Report all lines holding "Layanan".

#### [RECORDED INFORMATION]
—————

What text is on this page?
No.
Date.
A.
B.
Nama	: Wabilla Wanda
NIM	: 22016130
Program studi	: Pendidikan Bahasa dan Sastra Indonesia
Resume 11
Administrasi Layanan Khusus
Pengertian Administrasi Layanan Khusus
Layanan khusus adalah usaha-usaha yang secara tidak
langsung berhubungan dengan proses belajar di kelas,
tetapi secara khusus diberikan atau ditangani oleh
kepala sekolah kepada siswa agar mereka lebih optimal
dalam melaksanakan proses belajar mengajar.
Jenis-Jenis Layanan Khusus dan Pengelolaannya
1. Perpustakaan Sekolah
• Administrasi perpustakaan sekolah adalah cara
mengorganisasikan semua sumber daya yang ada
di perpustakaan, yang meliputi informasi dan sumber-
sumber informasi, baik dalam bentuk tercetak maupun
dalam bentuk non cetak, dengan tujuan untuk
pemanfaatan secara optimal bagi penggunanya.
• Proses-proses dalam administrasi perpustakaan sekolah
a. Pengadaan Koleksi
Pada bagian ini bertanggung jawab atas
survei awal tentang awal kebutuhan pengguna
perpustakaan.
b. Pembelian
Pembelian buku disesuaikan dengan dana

—————

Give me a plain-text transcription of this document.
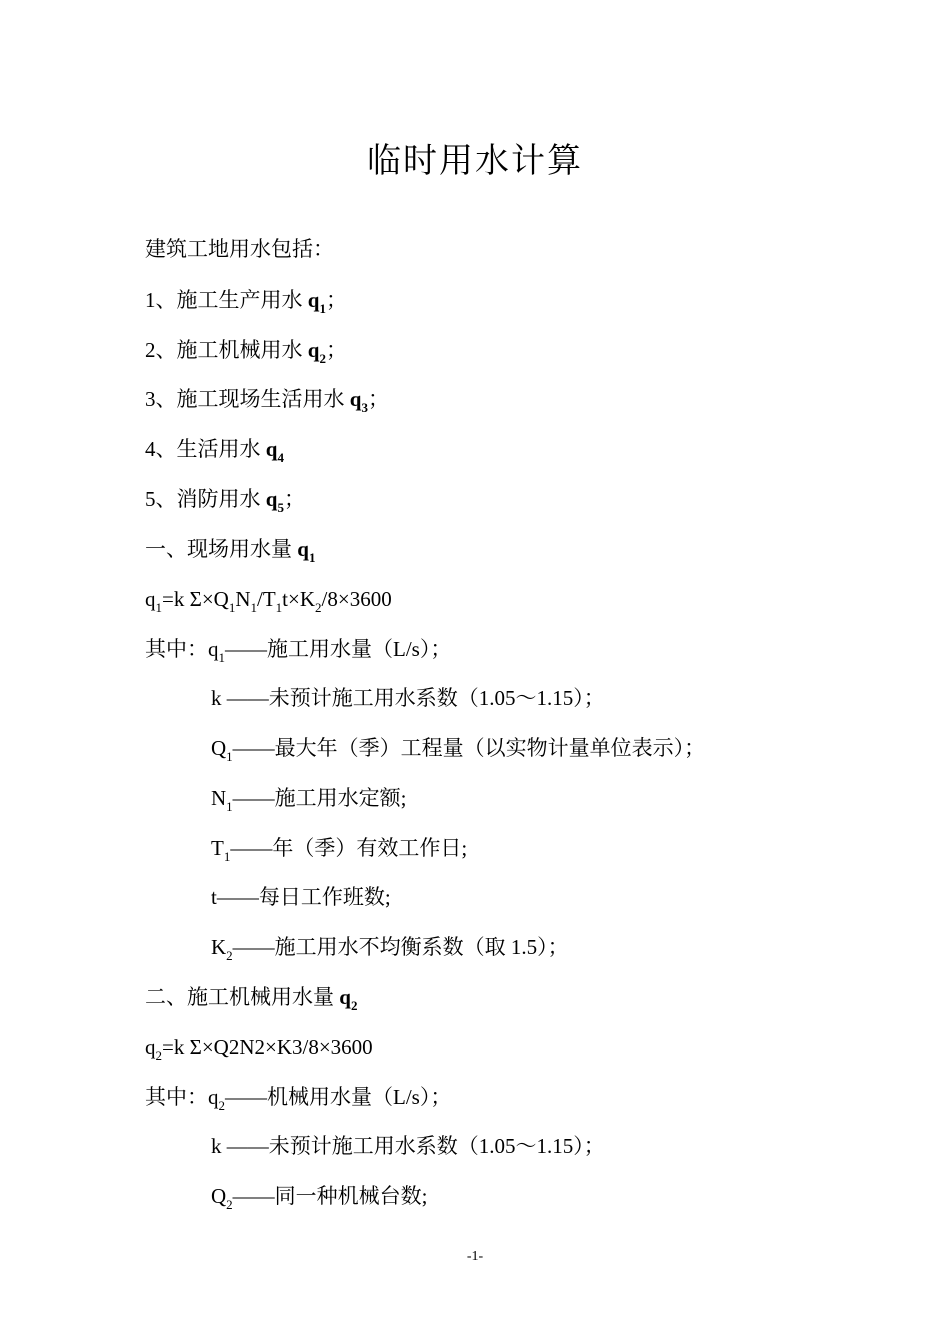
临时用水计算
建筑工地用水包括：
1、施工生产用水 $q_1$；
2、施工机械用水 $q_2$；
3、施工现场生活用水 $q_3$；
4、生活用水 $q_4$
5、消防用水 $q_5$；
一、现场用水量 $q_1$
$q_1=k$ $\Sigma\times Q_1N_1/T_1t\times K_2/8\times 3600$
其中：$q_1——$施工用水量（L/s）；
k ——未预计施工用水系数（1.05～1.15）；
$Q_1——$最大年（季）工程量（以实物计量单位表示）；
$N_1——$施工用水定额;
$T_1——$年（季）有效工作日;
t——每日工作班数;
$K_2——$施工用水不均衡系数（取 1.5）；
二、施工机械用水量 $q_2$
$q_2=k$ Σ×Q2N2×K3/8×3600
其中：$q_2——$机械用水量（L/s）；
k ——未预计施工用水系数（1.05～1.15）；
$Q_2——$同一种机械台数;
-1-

—————

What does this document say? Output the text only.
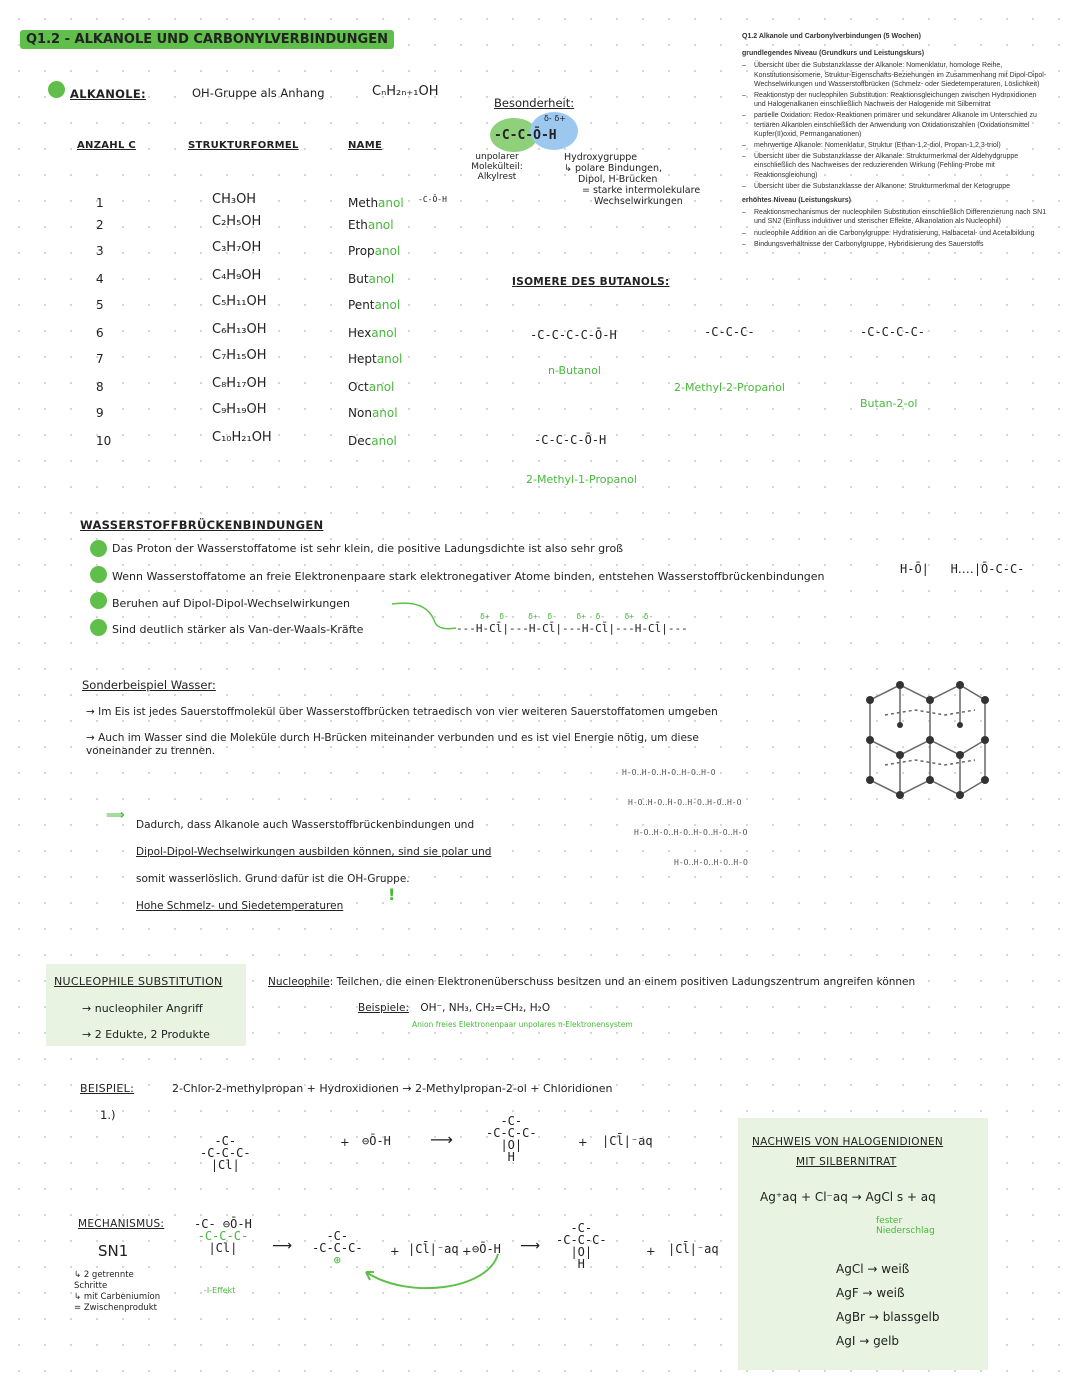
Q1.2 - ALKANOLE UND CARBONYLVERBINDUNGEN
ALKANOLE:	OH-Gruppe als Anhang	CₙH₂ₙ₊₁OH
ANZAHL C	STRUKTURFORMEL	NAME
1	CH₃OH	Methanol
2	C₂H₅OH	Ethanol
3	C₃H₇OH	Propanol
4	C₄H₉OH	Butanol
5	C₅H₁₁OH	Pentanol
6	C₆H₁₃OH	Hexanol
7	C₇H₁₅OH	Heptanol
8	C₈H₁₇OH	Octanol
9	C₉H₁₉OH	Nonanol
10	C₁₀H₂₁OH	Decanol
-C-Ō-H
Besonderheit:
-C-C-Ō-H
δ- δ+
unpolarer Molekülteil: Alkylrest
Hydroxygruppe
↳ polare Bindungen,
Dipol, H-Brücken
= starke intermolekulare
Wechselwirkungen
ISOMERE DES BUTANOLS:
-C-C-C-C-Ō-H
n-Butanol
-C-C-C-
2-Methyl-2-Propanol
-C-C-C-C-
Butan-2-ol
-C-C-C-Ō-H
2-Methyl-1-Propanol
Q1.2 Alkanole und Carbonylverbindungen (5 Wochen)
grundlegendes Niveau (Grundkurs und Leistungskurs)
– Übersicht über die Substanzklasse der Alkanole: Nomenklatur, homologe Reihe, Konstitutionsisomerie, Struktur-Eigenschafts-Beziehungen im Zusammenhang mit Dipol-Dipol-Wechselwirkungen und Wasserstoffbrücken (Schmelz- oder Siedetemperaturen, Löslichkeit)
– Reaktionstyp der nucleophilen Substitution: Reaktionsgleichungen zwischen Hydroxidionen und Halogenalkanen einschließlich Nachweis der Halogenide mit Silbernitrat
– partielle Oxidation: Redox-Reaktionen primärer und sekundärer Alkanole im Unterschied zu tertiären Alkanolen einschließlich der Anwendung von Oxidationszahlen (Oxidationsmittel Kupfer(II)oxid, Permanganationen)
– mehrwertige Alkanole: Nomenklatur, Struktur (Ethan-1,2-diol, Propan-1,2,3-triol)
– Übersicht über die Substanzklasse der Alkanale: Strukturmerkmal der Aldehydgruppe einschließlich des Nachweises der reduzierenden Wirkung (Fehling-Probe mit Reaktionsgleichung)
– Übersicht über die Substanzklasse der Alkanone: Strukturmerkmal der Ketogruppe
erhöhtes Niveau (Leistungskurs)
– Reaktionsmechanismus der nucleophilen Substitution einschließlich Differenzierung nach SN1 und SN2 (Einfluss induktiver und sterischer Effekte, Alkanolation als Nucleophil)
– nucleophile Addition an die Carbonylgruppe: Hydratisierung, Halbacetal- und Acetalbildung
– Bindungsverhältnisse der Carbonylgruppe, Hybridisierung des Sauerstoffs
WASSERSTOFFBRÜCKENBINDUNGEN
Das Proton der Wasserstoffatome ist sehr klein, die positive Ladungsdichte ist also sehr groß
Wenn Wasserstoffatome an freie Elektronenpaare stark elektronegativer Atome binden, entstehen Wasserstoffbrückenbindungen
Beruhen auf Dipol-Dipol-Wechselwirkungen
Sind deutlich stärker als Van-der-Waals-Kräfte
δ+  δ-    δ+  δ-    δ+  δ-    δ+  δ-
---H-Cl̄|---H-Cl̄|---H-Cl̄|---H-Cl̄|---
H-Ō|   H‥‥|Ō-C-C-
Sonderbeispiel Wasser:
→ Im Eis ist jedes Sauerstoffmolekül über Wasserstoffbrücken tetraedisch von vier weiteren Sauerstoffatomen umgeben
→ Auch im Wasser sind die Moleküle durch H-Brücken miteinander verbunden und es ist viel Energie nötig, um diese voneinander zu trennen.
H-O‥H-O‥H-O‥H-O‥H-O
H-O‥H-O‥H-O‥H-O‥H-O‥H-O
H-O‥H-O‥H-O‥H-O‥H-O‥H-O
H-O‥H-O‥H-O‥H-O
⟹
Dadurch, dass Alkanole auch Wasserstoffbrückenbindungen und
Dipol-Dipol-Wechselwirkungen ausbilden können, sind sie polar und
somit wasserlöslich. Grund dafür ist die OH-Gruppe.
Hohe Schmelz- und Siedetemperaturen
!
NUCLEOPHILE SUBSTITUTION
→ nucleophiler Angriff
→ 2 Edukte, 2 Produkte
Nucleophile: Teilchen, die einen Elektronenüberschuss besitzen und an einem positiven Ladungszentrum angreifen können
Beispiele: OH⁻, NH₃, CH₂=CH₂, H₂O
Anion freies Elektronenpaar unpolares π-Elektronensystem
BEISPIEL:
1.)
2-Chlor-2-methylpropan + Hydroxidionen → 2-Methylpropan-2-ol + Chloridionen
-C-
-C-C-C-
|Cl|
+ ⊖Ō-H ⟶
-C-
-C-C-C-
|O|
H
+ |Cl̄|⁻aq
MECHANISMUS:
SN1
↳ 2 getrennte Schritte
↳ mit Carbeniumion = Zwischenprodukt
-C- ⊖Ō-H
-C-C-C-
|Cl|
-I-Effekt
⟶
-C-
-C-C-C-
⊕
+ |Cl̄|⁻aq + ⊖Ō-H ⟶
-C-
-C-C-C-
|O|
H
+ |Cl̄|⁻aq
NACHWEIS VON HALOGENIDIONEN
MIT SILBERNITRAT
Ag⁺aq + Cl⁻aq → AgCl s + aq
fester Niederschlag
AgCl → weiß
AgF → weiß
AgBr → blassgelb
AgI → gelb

—————

#### [CORRECT ANSWER]
Administrasi Layanan Khusus
Pengertian Administrasi Layanan Khusus
Layanan khusus adalah usaha-usaha yang secara tidak
Jenis-Jenis Layanan Khusus dan Pengelolaannya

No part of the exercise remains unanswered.